-- Start --

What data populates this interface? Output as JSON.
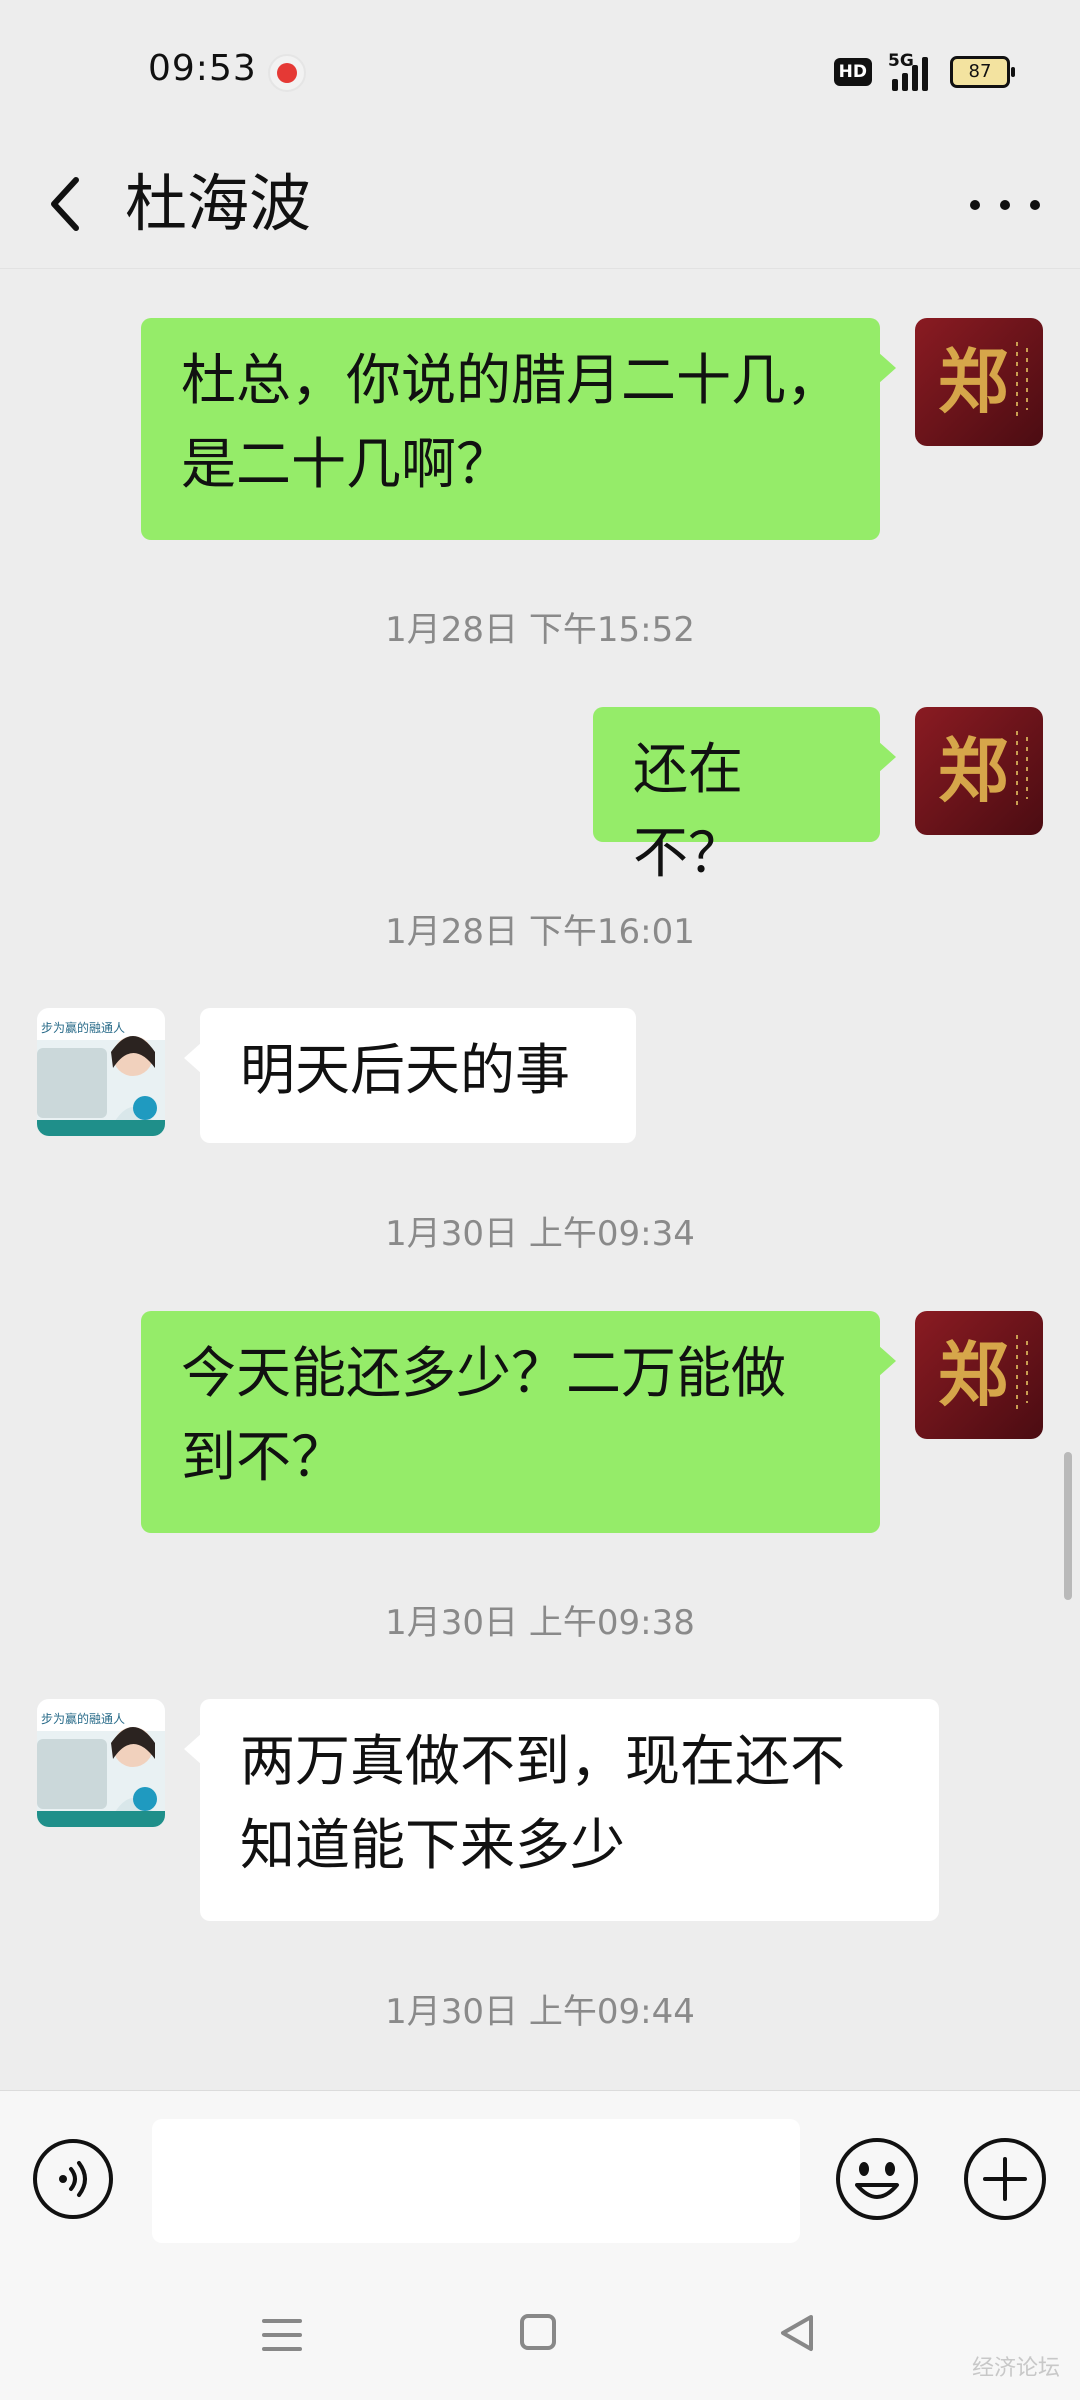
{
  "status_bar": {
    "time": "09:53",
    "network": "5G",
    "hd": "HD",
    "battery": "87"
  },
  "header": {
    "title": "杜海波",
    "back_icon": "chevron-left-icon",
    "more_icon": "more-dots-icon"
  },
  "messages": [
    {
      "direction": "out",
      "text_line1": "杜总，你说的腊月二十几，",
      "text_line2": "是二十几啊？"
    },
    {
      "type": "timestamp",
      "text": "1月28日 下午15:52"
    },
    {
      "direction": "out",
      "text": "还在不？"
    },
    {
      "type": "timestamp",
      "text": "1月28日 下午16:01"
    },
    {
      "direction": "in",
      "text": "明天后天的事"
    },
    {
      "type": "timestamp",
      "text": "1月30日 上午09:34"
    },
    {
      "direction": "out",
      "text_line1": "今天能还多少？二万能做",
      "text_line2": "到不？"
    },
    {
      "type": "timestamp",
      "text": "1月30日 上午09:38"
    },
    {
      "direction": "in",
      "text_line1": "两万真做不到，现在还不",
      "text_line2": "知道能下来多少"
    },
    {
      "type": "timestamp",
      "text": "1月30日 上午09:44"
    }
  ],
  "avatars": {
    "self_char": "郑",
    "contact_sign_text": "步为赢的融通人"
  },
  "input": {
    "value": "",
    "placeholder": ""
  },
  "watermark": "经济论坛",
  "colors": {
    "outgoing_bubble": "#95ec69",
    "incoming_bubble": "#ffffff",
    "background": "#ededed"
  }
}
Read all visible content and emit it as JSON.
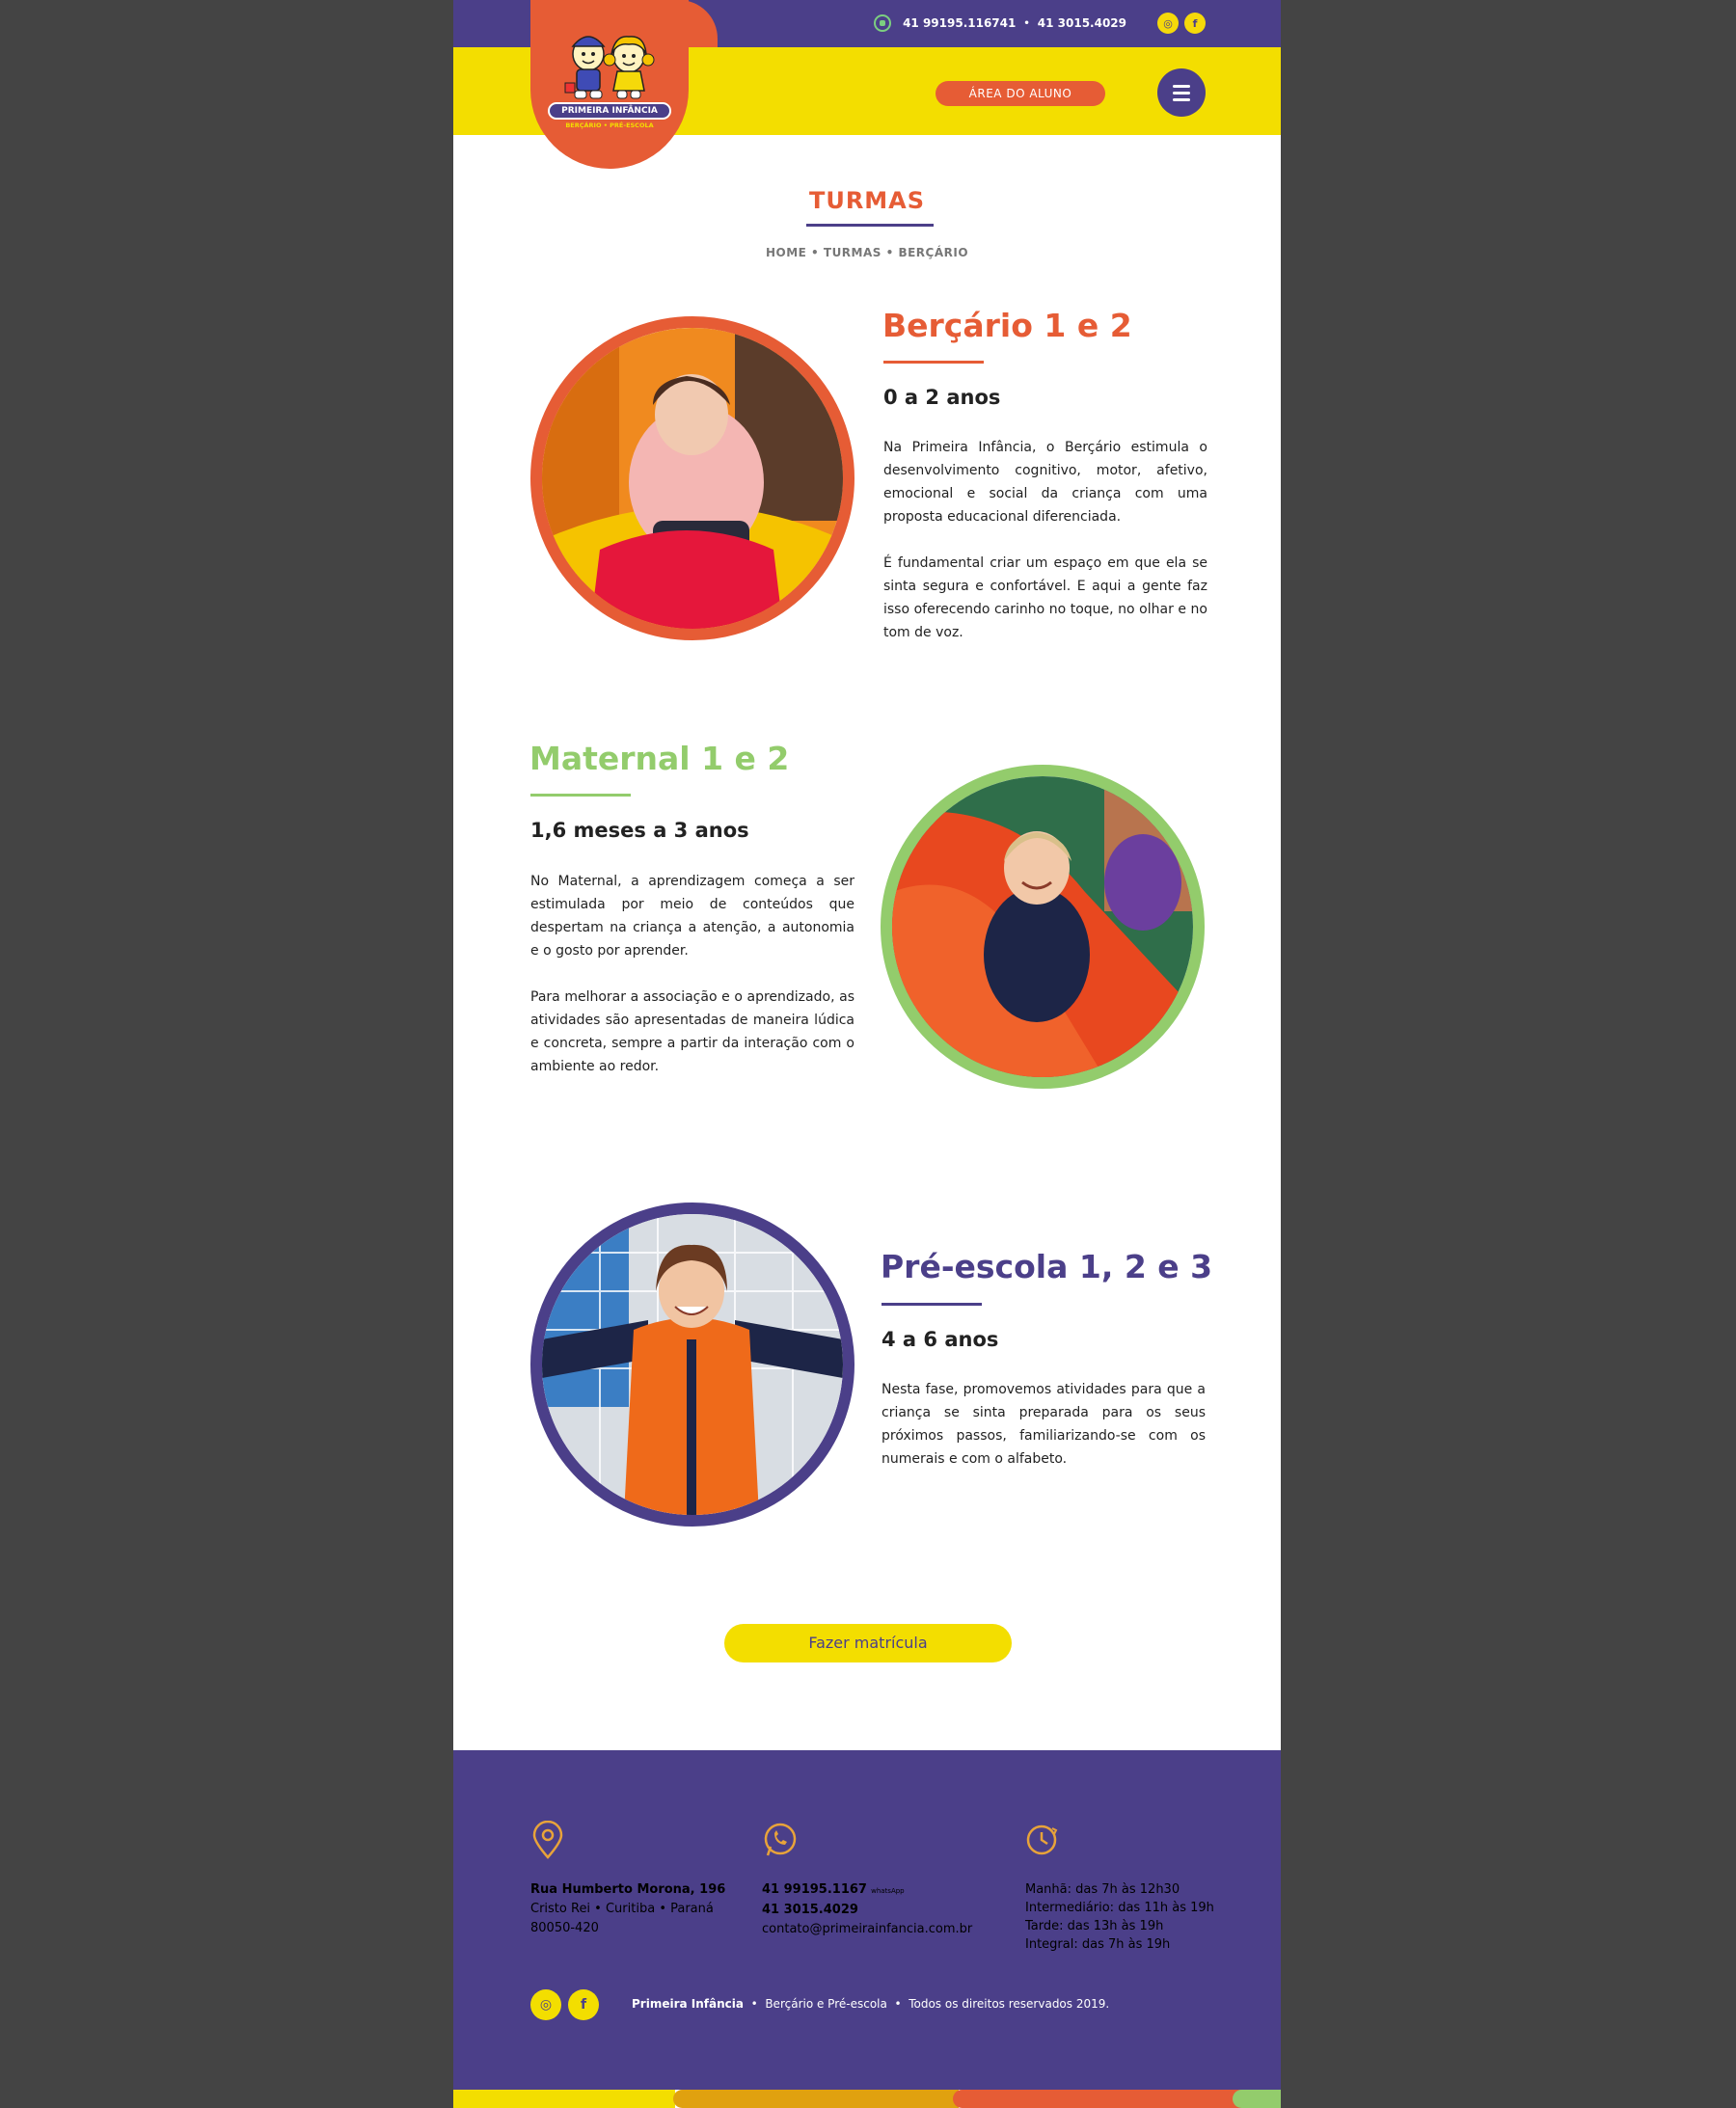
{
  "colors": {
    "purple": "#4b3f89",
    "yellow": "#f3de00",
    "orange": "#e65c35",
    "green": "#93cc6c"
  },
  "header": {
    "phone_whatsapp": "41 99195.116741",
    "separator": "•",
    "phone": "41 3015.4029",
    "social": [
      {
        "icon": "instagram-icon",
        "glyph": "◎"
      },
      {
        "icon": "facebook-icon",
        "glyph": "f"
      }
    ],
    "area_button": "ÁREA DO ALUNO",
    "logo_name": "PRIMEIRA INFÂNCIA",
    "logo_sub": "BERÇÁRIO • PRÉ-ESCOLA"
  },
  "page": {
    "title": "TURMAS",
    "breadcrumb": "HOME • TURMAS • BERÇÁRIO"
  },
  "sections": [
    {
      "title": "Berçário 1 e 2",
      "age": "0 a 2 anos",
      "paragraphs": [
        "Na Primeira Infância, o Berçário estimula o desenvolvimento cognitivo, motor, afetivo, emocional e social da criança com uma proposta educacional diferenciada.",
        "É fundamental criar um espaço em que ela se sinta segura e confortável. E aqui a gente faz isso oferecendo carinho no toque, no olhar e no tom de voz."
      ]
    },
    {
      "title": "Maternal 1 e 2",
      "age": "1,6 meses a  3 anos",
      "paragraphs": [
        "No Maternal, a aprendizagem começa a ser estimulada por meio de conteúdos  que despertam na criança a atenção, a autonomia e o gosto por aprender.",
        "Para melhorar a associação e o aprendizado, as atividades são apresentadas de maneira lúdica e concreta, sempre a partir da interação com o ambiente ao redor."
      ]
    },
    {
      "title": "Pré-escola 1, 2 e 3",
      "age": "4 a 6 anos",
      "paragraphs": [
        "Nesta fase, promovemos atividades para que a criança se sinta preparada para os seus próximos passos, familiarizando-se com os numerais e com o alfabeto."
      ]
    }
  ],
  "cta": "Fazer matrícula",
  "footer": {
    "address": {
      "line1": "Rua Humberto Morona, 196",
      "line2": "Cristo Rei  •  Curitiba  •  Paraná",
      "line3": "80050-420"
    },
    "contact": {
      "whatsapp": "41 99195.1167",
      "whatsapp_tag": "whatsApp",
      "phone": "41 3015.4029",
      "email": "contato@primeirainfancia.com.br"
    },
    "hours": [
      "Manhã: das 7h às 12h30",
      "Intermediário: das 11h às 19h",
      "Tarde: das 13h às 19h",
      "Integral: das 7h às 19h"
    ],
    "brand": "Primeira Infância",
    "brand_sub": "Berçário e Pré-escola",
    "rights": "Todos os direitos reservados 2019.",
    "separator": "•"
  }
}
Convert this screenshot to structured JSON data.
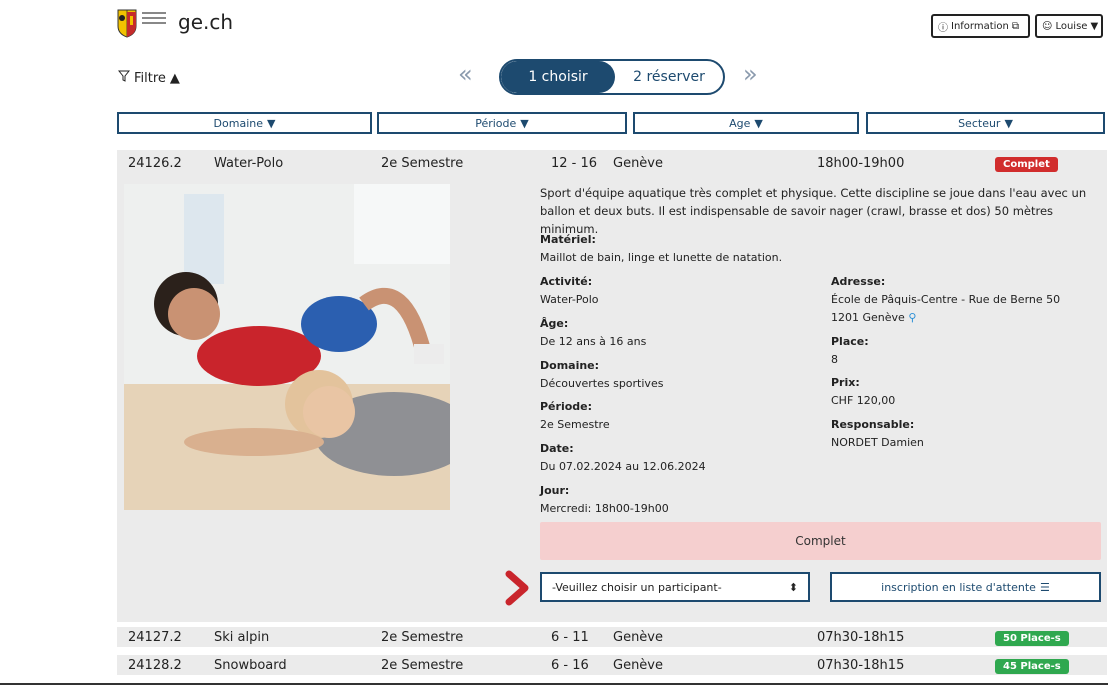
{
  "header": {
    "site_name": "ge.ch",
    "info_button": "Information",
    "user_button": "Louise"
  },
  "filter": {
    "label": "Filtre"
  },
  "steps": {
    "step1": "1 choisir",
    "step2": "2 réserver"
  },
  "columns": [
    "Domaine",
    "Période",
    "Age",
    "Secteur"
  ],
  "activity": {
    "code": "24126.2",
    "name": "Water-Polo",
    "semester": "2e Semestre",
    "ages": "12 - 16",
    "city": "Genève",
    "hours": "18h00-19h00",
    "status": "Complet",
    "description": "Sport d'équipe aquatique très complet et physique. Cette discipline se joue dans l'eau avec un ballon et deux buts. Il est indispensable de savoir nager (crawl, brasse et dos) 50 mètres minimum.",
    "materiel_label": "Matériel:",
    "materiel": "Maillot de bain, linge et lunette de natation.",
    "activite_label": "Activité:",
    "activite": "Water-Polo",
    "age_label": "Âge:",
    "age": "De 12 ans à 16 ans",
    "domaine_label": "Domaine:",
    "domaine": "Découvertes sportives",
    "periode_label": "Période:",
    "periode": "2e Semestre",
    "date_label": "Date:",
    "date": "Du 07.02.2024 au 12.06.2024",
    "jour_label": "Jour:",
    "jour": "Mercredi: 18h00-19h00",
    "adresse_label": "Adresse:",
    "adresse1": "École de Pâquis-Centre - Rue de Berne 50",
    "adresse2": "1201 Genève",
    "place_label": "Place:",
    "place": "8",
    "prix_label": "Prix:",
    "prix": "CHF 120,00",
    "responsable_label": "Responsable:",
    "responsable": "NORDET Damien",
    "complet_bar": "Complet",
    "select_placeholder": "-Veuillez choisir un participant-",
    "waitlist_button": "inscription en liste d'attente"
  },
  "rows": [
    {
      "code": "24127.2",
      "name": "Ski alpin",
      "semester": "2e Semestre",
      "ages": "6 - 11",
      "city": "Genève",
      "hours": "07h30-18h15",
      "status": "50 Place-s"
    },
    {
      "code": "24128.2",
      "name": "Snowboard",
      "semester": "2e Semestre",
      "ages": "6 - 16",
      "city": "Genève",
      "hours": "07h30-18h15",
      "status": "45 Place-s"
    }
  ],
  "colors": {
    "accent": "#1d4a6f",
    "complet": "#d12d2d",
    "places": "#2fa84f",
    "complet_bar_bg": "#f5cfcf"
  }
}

-- End --

• _Required work_
Using the listing above, pick out each line that contains the word "TURMAS", then copy it.

• _Written answer_
    "title": "TURMAS",
    "breadcrumb": "HOME • TURMAS • BERÇÁRIO"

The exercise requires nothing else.